Directive: Reproduce all of the data that follows, character for character.
##### Information provided
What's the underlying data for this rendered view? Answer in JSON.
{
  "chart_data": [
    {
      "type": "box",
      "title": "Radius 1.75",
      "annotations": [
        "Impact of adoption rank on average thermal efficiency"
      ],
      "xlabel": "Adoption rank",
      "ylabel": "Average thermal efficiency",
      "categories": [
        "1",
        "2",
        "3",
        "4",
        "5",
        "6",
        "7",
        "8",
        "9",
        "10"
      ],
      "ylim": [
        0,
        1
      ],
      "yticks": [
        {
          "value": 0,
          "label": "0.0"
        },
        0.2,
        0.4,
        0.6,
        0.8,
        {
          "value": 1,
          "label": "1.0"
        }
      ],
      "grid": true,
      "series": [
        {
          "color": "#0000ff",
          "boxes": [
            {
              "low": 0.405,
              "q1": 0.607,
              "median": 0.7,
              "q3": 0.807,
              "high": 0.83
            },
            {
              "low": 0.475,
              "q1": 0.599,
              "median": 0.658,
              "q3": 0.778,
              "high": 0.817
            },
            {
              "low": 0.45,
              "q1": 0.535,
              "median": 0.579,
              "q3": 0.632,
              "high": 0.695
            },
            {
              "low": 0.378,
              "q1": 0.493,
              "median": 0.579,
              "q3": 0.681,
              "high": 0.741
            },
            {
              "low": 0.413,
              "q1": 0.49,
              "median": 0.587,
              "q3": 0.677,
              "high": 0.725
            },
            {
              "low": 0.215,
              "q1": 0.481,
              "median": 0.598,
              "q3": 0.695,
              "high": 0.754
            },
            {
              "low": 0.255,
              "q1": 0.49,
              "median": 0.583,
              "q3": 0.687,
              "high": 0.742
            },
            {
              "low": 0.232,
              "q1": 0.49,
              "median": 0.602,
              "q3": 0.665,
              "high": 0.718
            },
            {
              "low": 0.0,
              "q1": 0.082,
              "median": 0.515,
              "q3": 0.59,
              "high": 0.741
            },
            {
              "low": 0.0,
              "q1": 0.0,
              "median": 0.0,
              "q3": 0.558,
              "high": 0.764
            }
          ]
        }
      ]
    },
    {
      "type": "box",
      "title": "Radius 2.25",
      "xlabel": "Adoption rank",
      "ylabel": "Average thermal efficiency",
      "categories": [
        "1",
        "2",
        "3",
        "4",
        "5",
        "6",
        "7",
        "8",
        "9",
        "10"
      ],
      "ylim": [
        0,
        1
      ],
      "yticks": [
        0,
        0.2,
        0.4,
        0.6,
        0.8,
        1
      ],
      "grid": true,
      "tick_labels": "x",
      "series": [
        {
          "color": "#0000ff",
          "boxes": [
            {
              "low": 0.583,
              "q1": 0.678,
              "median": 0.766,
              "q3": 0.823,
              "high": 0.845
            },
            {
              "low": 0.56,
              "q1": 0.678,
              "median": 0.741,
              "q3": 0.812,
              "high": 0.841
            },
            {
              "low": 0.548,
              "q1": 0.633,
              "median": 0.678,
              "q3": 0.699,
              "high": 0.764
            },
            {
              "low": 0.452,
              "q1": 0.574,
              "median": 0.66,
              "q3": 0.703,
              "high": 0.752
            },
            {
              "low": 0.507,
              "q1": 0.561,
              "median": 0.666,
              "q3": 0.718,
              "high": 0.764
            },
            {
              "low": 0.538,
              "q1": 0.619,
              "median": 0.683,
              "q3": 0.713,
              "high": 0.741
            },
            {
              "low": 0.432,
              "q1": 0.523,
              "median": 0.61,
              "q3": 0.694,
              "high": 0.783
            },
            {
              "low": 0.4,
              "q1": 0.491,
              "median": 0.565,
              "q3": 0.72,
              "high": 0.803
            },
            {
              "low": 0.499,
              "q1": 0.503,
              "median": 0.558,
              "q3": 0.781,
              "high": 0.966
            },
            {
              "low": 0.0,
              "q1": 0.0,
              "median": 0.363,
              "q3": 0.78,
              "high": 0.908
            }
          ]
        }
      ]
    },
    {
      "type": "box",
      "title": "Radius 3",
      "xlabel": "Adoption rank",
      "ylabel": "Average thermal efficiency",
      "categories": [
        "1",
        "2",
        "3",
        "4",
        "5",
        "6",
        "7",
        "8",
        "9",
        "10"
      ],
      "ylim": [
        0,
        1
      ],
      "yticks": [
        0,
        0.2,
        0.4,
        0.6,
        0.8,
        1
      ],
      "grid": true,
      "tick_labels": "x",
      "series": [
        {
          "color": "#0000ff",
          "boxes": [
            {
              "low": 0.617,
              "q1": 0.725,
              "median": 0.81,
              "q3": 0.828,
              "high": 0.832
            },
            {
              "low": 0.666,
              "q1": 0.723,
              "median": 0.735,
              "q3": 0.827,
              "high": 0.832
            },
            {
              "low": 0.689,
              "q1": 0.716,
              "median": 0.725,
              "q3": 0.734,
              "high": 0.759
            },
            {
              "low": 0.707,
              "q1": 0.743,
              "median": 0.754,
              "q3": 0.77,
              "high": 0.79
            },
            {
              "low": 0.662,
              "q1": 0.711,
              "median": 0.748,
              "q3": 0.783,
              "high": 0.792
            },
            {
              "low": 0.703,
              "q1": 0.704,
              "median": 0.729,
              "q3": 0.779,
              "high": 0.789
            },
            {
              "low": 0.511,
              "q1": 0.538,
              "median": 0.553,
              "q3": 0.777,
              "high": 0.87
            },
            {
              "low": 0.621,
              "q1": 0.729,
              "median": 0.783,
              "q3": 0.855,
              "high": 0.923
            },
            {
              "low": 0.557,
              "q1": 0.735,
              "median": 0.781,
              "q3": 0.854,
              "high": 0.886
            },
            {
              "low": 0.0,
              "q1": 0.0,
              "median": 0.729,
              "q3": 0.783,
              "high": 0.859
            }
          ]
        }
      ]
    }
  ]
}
##########
Finished answer:
What's the underlying data for this rendered view? Answer in JSON.
{
  "chart_data": [
    {
      "type": "box",
      "title": "Radius 1.75",
      "annotations": [
        "Impact of adoption rank on average thermal efficiency"
      ],
      "xlabel": "Adoption rank",
      "ylabel": "Average thermal efficiency",
      "categories": [
        "1",
        "2",
        "3",
        "4",
        "5",
        "6",
        "7",
        "8",
        "9",
        "10"
      ],
      "ylim": [
        0,
        1
      ],
      "yticks": [
        {
          "value": 0,
          "label": "0.0"
        },
        0.2,
        0.4,
        0.6,
        0.8,
        {
          "value": 1,
          "label": "1.0"
        }
      ],
      "grid": true,
      "series": [
        {
          "color": "#0000ff",
          "boxes": [
            {
              "low": 0.405,
              "q1": 0.607,
              "median": 0.7,
              "q3": 0.807,
              "high": 0.83
            },
            {
              "low": 0.475,
              "q1": 0.599,
              "median": 0.658,
              "q3": 0.778,
              "high": 0.817
            },
            {
              "low": 0.45,
              "q1": 0.535,
              "median": 0.579,
              "q3": 0.632,
              "high": 0.695
            },
            {
              "low": 0.378,
              "q1": 0.493,
              "median": 0.579,
              "q3": 0.681,
              "high": 0.741
            },
            {
              "low": 0.413,
              "q1": 0.49,
              "median": 0.587,
              "q3": 0.677,
              "high": 0.725
            },
            {
              "low": 0.215,
              "q1": 0.481,
              "median": 0.598,
              "q3": 0.695,
              "high": 0.754
            },
            {
              "low": 0.255,
              "q1": 0.49,
              "median": 0.583,
              "q3": 0.687,
              "high": 0.742
            },
            {
              "low": 0.232,
              "q1": 0.49,
              "median": 0.602,
              "q3": 0.665,
              "high": 0.718
            },
            {
              "low": 0.0,
              "q1": 0.082,
              "median": 0.515,
              "q3": 0.59,
              "high": 0.741
            },
            {
              "low": 0.0,
              "q1": 0.0,
              "median": 0.0,
              "q3": 0.558,
              "high": 0.764
            }
          ]
        }
      ]
    },
    {
      "type": "box",
      "title": "Radius 2.25",
      "xlabel": "Adoption rank",
      "ylabel": "Average thermal efficiency",
      "categories": [
        "1",
        "2",
        "3",
        "4",
        "5",
        "6",
        "7",
        "8",
        "9",
        "10"
      ],
      "ylim": [
        0,
        1
      ],
      "yticks": [
        0,
        0.2,
        0.4,
        0.6,
        0.8,
        1
      ],
      "grid": true,
      "tick_labels": "x",
      "series": [
        {
          "color": "#0000ff",
          "boxes": [
            {
              "low": 0.583,
              "q1": 0.678,
              "median": 0.766,
              "q3": 0.823,
              "high": 0.845
            },
            {
              "low": 0.56,
              "q1": 0.678,
              "median": 0.741,
              "q3": 0.812,
              "high": 0.841
            },
            {
              "low": 0.548,
              "q1": 0.633,
              "median": 0.678,
              "q3": 0.699,
              "high": 0.764
            },
            {
              "low": 0.452,
              "q1": 0.574,
              "median": 0.66,
              "q3": 0.703,
              "high": 0.752
            },
            {
              "low": 0.507,
              "q1": 0.561,
              "median": 0.666,
              "q3": 0.718,
              "high": 0.764
            },
            {
              "low": 0.538,
              "q1": 0.619,
              "median": 0.683,
              "q3": 0.713,
              "high": 0.741
            },
            {
              "low": 0.432,
              "q1": 0.523,
              "median": 0.61,
              "q3": 0.694,
              "high": 0.783
            },
            {
              "low": 0.4,
              "q1": 0.491,
              "median": 0.565,
              "q3": 0.72,
              "high": 0.803
            },
            {
              "low": 0.499,
              "q1": 0.503,
              "median": 0.558,
              "q3": 0.781,
              "high": 0.966
            },
            {
              "low": 0.0,
              "q1": 0.0,
              "median": 0.363,
              "q3": 0.78,
              "high": 0.908
            }
          ]
        }
      ]
    },
    {
      "type": "box",
      "title": "Radius 3",
      "xlabel": "Adoption rank",
      "ylabel": "Average thermal efficiency",
      "categories": [
        "1",
        "2",
        "3",
        "4",
        "5",
        "6",
        "7",
        "8",
        "9",
        "10"
      ],
      "ylim": [
        0,
        1
      ],
      "yticks": [
        0,
        0.2,
        0.4,
        0.6,
        0.8,
        1
      ],
      "grid": true,
      "tick_labels": "x",
      "series": [
        {
          "color": "#0000ff",
          "boxes": [
            {
              "low": 0.617,
              "q1": 0.725,
              "median": 0.81,
              "q3": 0.828,
              "high": 0.832
            },
            {
              "low": 0.666,
              "q1": 0.723,
              "median": 0.735,
              "q3": 0.827,
              "high": 0.832
            },
            {
              "low": 0.689,
              "q1": 0.716,
              "median": 0.725,
              "q3": 0.734,
              "high": 0.759
            },
            {
              "low": 0.707,
              "q1": 0.743,
              "median": 0.754,
              "q3": 0.77,
              "high": 0.79
            },
            {
              "low": 0.662,
              "q1": 0.711,
              "median": 0.748,
              "q3": 0.783,
              "high": 0.792
            },
            {
              "low": 0.703,
              "q1": 0.704,
              "median": 0.729,
              "q3": 0.779,
              "high": 0.789
            },
            {
              "low": 0.511,
              "q1": 0.538,
              "median": 0.553,
              "q3": 0.777,
              "high": 0.87
            },
            {
              "low": 0.621,
              "q1": 0.729,
              "median": 0.783,
              "q3": 0.855,
              "high": 0.923
            },
            {
              "low": 0.557,
              "q1": 0.735,
              "median": 0.781,
              "q3": 0.854,
              "high": 0.886
            },
            {
              "low": 0.0,
              "q1": 0.0,
              "median": 0.729,
              "q3": 0.783,
              "high": 0.859
            }
          ]
        }
      ]
    }
  ]
}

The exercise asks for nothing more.